== Work instructions ==
Tally the lines of the listing that contain the string "Transcribe". Give the number and nothing else.

== Data lines ==
┌──
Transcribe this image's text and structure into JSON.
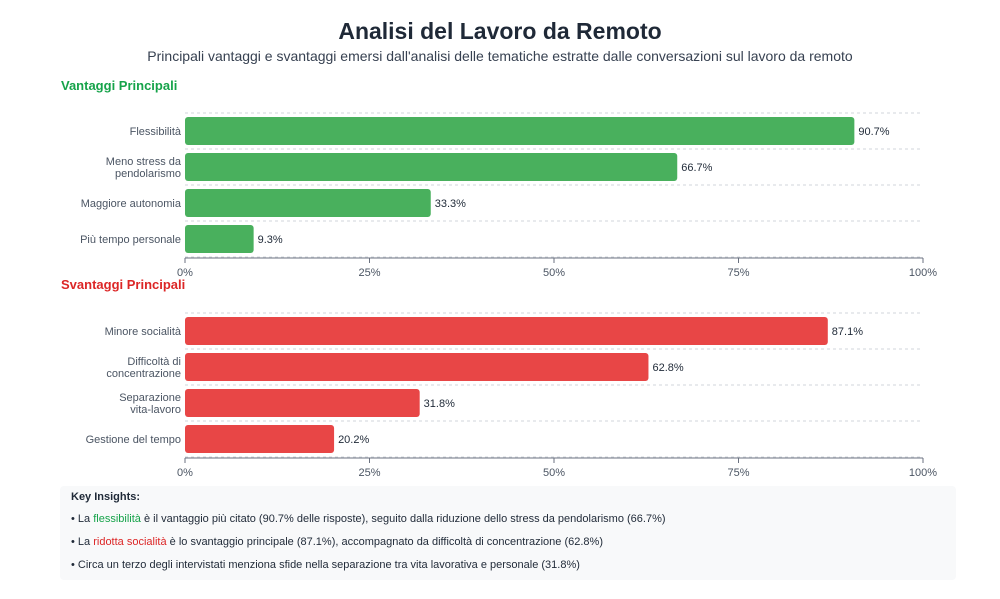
└──
┌──
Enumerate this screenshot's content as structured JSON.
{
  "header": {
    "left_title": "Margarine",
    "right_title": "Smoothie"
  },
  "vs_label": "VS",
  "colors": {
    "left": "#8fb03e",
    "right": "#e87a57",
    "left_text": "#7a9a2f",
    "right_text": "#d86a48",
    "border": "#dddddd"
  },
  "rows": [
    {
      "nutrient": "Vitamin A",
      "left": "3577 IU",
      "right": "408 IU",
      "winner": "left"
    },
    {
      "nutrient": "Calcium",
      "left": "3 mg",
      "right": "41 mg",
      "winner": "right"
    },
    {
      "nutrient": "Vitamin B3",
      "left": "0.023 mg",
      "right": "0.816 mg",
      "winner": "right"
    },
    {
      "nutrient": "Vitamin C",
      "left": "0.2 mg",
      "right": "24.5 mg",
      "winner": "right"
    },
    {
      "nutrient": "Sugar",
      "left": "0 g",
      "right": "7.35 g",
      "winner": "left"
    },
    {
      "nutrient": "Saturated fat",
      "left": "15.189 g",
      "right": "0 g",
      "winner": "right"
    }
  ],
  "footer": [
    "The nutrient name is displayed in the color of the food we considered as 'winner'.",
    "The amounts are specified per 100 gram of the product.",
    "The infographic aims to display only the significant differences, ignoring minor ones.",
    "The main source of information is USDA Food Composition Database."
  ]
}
└──
┌──
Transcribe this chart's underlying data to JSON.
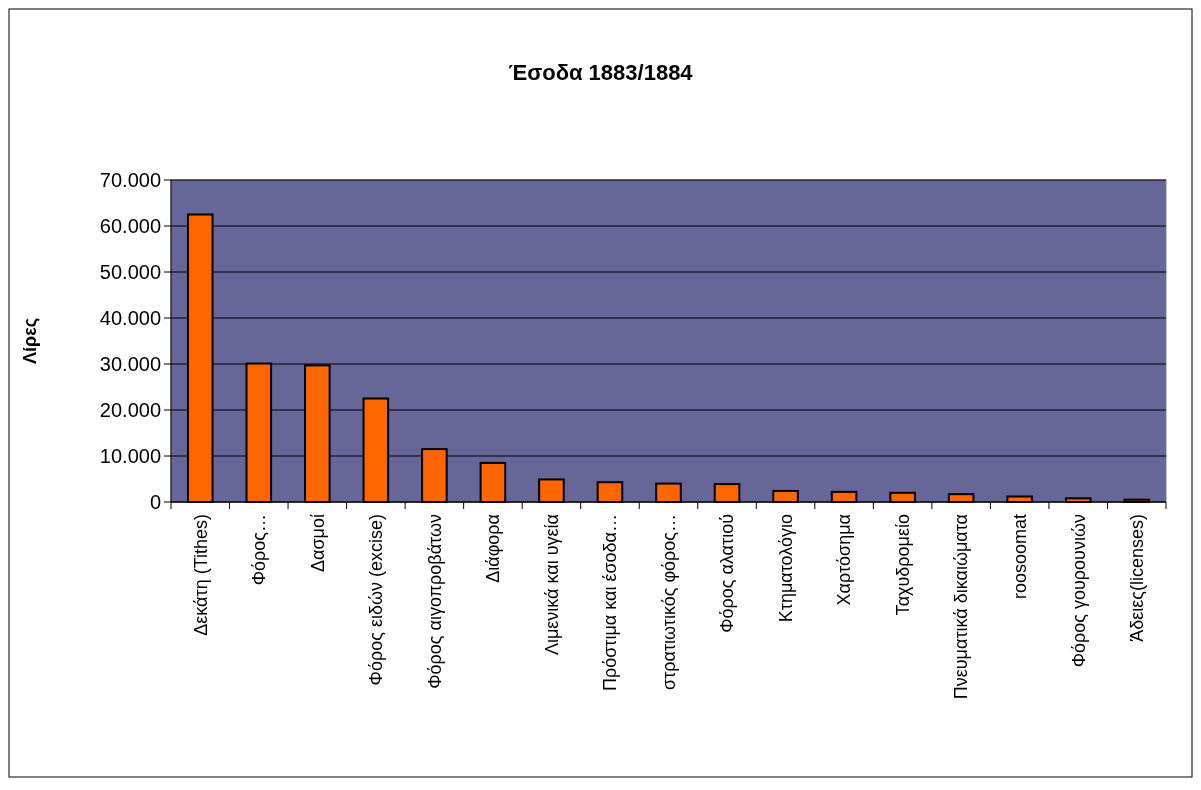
└──
== Answer to the problem ==
2